▸ **Goal of the exercise**
Transcribe every entry precisely, omitting nothing.

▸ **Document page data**

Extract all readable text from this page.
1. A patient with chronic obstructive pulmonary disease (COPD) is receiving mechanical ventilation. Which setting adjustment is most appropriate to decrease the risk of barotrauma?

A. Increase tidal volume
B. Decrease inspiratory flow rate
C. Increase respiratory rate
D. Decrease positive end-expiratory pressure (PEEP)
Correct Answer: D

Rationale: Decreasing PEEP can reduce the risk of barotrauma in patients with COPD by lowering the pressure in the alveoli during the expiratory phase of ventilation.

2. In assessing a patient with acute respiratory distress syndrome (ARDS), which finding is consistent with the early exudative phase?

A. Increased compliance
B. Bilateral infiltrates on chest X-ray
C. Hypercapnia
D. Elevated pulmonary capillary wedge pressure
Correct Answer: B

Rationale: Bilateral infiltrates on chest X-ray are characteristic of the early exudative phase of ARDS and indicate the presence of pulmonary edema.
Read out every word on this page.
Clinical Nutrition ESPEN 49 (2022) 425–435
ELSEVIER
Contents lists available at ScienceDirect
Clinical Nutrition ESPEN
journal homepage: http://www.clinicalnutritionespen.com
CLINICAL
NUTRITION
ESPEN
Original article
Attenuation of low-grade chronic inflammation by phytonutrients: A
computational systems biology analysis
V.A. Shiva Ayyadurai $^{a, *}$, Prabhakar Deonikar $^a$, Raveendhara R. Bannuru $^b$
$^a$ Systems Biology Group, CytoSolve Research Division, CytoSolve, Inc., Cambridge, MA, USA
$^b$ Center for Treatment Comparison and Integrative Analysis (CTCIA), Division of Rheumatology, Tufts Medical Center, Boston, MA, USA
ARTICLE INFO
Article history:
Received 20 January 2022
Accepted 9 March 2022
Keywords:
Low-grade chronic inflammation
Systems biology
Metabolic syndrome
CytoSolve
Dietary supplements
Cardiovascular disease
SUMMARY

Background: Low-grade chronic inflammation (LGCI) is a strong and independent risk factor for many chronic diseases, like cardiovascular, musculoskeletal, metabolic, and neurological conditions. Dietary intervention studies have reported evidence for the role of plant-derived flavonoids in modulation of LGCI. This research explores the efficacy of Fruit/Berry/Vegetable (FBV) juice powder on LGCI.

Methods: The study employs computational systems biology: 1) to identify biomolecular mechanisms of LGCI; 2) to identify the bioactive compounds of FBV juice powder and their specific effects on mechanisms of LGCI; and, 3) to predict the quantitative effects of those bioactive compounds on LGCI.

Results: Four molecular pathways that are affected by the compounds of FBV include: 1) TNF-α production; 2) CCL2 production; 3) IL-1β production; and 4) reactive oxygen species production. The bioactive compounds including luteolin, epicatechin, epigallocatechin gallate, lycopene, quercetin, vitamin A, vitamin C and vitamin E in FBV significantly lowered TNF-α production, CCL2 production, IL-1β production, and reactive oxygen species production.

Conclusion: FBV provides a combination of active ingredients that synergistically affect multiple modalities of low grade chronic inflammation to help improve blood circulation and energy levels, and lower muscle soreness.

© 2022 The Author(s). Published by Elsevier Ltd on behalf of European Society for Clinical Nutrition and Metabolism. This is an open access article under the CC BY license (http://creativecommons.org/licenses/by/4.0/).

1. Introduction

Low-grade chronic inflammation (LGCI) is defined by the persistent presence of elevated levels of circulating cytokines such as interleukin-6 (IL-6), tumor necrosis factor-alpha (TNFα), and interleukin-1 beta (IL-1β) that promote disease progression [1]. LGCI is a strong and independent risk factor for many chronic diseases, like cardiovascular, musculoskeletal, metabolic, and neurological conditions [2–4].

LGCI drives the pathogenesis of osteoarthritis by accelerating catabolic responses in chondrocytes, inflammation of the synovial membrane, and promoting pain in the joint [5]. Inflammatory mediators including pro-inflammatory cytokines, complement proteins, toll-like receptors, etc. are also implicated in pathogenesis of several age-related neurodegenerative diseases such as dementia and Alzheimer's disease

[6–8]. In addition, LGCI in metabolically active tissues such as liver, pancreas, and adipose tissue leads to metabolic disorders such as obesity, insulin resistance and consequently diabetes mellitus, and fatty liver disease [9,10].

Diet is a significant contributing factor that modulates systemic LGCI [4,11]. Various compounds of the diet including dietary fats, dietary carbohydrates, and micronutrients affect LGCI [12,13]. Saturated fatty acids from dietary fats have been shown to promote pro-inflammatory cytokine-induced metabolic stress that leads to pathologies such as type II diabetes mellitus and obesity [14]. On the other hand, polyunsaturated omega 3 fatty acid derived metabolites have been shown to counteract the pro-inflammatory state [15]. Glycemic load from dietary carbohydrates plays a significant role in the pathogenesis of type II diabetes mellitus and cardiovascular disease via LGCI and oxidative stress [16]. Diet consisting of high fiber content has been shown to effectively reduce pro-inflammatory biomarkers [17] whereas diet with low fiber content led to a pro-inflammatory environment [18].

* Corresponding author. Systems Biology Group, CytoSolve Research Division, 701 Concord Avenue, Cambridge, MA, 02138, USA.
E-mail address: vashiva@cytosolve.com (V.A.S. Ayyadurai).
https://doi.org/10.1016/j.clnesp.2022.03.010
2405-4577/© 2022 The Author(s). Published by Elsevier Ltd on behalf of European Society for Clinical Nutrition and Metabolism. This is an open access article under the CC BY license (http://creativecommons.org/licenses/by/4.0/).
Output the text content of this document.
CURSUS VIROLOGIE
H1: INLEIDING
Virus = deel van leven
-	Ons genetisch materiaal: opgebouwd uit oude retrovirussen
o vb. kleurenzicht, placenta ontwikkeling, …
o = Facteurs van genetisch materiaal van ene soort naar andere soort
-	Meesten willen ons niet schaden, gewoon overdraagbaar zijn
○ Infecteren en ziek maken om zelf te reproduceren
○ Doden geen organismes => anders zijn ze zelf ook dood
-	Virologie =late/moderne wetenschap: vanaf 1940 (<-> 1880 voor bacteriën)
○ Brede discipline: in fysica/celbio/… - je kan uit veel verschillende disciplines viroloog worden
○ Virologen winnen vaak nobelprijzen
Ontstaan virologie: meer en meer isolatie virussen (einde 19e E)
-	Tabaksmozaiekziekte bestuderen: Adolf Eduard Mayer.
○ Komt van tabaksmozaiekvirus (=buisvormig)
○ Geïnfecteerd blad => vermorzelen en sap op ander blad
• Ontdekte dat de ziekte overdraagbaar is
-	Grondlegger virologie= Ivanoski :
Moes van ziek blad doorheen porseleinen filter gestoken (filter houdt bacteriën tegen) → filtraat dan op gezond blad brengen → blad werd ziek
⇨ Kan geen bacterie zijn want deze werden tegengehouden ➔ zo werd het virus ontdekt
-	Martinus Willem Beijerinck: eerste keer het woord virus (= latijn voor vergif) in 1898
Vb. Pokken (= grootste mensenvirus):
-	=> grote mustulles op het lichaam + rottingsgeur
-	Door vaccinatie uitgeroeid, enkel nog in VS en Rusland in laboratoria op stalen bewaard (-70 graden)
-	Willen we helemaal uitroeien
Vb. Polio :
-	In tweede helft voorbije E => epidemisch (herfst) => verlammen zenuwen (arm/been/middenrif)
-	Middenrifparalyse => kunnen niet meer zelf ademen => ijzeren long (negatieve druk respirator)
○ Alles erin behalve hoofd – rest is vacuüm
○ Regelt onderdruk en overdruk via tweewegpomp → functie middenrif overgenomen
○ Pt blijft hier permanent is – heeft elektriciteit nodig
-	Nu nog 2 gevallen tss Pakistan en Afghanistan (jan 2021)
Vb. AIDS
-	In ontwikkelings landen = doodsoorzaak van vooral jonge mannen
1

▸ **Your solution**
Extract all readable text from this page.
1. A patient with chronic obstructive pulmonary disease (COPD) is receiving mechanical ventilation. Which setting adjustment is most appropriate to decrease the risk of barotrauma?

A. Increase tidal volume
B. Decrease inspiratory flow rate
C. Increase respiratory rate
D. Decrease positive end-expiratory pressure (PEEP)
Correct Answer: D

Rationale: Decreasing PEEP can reduce the risk of barotrauma in patients with COPD by lowering the pressure in the alveoli during the expiratory phase of ventilation.

2. In assessing a patient with acute respiratory distress syndrome (ARDS), which finding is consistent with the early exudative phase?

A. Increased compliance
B. Bilateral infiltrates on chest X-ray
C. Hypercapnia
D. Elevated pulmonary capillary wedge pressure
Correct Answer: B

Rationale: Bilateral infiltrates on chest X-ray are characteristic of the early exudative phase of ARDS and indicate the presence of pulmonary edema.
Read out every word on this page.
Clinical Nutrition ESPEN 49 (2022) 425–435
ELSEVIER
Contents lists available at ScienceDirect
Clinical Nutrition ESPEN
journal homepage: http://www.clinicalnutritionespen.com
CLINICAL
NUTRITION
ESPEN
Original article
Attenuation of low-grade chronic inflammation by phytonutrients: A
computational systems biology analysis
V.A. Shiva Ayyadurai $^{a, *}$, Prabhakar Deonikar $^a$, Raveendhara R. Bannuru $^b$
$^a$ Systems Biology Group, CytoSolve Research Division, CytoSolve, Inc., Cambridge, MA, USA
$^b$ Center for Treatment Comparison and Integrative Analysis (CTCIA), Division of Rheumatology, Tufts Medical Center, Boston, MA, USA
ARTICLE INFO
Article history:
Received 20 January 2022
Accepted 9 March 2022
Keywords:
Low-grade chronic inflammation
Systems biology
Metabolic syndrome
CytoSolve
Dietary supplements
Cardiovascular disease
SUMMARY

Background: Low-grade chronic inflammation (LGCI) is a strong and independent risk factor for many chronic diseases, like cardiovascular, musculoskeletal, metabolic, and neurological conditions. Dietary intervention studies have reported evidence for the role of plant-derived flavonoids in modulation of LGCI. This research explores the efficacy of Fruit/Berry/Vegetable (FBV) juice powder on LGCI.

Methods: The study employs computational systems biology: 1) to identify biomolecular mechanisms of LGCI; 2) to identify the bioactive compounds of FBV juice powder and their specific effects on mechanisms of LGCI; and, 3) to predict the quantitative effects of those bioactive compounds on LGCI.

Results: Four molecular pathways that are affected by the compounds of FBV include: 1) TNF-α production; 2) CCL2 production; 3) IL-1β production; and 4) reactive oxygen species production. The bioactive compounds including luteolin, epicatechin, epigallocatechin gallate, lycopene, quercetin, vitamin A, vitamin C and vitamin E in FBV significantly lowered TNF-α production, CCL2 production, IL-1β production, and reactive oxygen species production.

Conclusion: FBV provides a combination of active ingredients that synergistically affect multiple modalities of low grade chronic inflammation to help improve blood circulation and energy levels, and lower muscle soreness.

© 2022 The Author(s). Published by Elsevier Ltd on behalf of European Society for Clinical Nutrition and Metabolism. This is an open access article under the CC BY license (http://creativecommons.org/licenses/by/4.0/).

1. Introduction

Low-grade chronic inflammation (LGCI) is defined by the persistent presence of elevated levels of circulating cytokines such as interleukin-6 (IL-6), tumor necrosis factor-alpha (TNFα), and interleukin-1 beta (IL-1β) that promote disease progression [1]. LGCI is a strong and independent risk factor for many chronic diseases, like cardiovascular, musculoskeletal, metabolic, and neurological conditions [2–4].

LGCI drives the pathogenesis of osteoarthritis by accelerating catabolic responses in chondrocytes, inflammation of the synovial membrane, and promoting pain in the joint [5]. Inflammatory mediators including pro-inflammatory cytokines, complement proteins, toll-like receptors, etc. are also implicated in pathogenesis of several age-related neurodegenerative diseases such as dementia and Alzheimer's disease

[6–8]. In addition, LGCI in metabolically active tissues such as liver, pancreas, and adipose tissue leads to metabolic disorders such as obesity, insulin resistance and consequently diabetes mellitus, and fatty liver disease [9,10].

Diet is a significant contributing factor that modulates systemic LGCI [4,11]. Various compounds of the diet including dietary fats, dietary carbohydrates, and micronutrients affect LGCI [12,13]. Saturated fatty acids from dietary fats have been shown to promote pro-inflammatory cytokine-induced metabolic stress that leads to pathologies such as type II diabetes mellitus and obesity [14]. On the other hand, polyunsaturated omega 3 fatty acid derived metabolites have been shown to counteract the pro-inflammatory state [15]. Glycemic load from dietary carbohydrates plays a significant role in the pathogenesis of type II diabetes mellitus and cardiovascular disease via LGCI and oxidative stress [16]. Diet consisting of high fiber content has been shown to effectively reduce pro-inflammatory biomarkers [17] whereas diet with low fiber content led to a pro-inflammatory environment [18].

* Corresponding author. Systems Biology Group, CytoSolve Research Division, 701 Concord Avenue, Cambridge, MA, 02138, USA.
E-mail address: vashiva@cytosolve.com (V.A.S. Ayyadurai).
https://doi.org/10.1016/j.clnesp.2022.03.010
2405-4577/© 2022 The Author(s). Published by Elsevier Ltd on behalf of European Society for Clinical Nutrition and Metabolism. This is an open access article under the CC BY license (http://creativecommons.org/licenses/by/4.0/).
Output the text content of this document.
CURSUS VIROLOGIE
H1: INLEIDING
Virus = deel van leven
-	Ons genetisch materiaal: opgebouwd uit oude retrovirussen
o vb. kleurenzicht, placenta ontwikkeling, …
o = Facteurs van genetisch materiaal van ene soort naar andere soort
-	Meesten willen ons niet schaden, gewoon overdraagbaar zijn
○ Infecteren en ziek maken om zelf te reproduceren
○ Doden geen organismes => anders zijn ze zelf ook dood
-	Virologie =late/moderne wetenschap: vanaf 1940 (<-> 1880 voor bacteriën)
○ Brede discipline: in fysica/celbio/… - je kan uit veel verschillende disciplines viroloog worden
○ Virologen winnen vaak nobelprijzen
Ontstaan virologie: meer en meer isolatie virussen (einde 19e E)
-	Tabaksmozaiekziekte bestuderen: Adolf Eduard Mayer.
○ Komt van tabaksmozaiekvirus (=buisvormig)
○ Geïnfecteerd blad => vermorzelen en sap op ander blad
• Ontdekte dat de ziekte overdraagbaar is
-	Grondlegger virologie= Ivanoski :
Moes van ziek blad doorheen porseleinen filter gestoken (filter houdt bacteriën tegen) → filtraat dan op gezond blad brengen → blad werd ziek
⇨ Kan geen bacterie zijn want deze werden tegengehouden ➔ zo werd het virus ontdekt
-	Martinus Willem Beijerinck: eerste keer het woord virus (= latijn voor vergif) in 1898
Vb. Pokken (= grootste mensenvirus):
-	=> grote mustulles op het lichaam + rottingsgeur
-	Door vaccinatie uitgeroeid, enkel nog in VS en Rusland in laboratoria op stalen bewaard (-70 graden)
-	Willen we helemaal uitroeien
Vb. Polio :
-	In tweede helft voorbije E => epidemisch (herfst) => verlammen zenuwen (arm/been/middenrif)
-	Middenrifparalyse => kunnen niet meer zelf ademen => ijzeren long (negatieve druk respirator)
○ Alles erin behalve hoofd – rest is vacuüm
○ Regelt onderdruk en overdruk via tweewegpomp → functie middenrif overgenomen
○ Pt blijft hier permanent is – heeft elektriciteit nodig
-	Nu nog 2 gevallen tss Pakistan en Afghanistan (jan 2021)
Vb. AIDS
-	In ontwikkelings landen = doodsoorzaak van vooral jonge mannen
1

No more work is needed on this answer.